AIM OF THE TASK: Every line below that contains "matrix" is to be copied.

----- DATA EXTRACT -----

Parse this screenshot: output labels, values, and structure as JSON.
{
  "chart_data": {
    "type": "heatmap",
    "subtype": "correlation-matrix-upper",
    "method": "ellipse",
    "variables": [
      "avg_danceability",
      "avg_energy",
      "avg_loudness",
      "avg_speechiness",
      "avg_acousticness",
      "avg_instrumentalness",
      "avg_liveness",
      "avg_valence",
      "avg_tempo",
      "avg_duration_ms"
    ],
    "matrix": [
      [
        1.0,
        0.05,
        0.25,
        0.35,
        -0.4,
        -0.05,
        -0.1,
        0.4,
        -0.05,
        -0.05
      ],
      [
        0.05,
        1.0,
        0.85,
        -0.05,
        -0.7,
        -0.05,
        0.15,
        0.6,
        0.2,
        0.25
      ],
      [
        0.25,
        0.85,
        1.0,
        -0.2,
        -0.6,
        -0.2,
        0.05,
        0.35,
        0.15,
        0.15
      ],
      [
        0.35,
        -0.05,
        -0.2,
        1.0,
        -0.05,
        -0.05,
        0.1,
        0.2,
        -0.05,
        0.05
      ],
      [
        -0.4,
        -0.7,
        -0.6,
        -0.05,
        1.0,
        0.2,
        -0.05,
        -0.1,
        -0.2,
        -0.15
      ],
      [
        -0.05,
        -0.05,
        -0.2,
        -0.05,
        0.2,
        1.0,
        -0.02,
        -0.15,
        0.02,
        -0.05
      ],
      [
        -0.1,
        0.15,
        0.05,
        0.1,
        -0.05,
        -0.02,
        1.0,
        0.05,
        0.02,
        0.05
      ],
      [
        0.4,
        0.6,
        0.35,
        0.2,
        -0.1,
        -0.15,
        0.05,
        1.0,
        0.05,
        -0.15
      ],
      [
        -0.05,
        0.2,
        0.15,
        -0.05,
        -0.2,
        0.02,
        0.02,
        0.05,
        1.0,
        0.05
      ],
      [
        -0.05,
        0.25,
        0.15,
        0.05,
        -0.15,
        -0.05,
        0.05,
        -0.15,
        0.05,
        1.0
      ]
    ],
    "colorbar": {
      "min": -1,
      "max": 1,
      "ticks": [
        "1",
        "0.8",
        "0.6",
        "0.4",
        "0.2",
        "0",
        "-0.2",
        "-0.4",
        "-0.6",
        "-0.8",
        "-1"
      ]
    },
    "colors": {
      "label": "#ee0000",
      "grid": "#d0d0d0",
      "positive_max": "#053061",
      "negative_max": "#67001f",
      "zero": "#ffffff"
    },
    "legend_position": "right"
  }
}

-----

SOLUTION:
    "subtype": "correlation-matrix-upper",
    "matrix": [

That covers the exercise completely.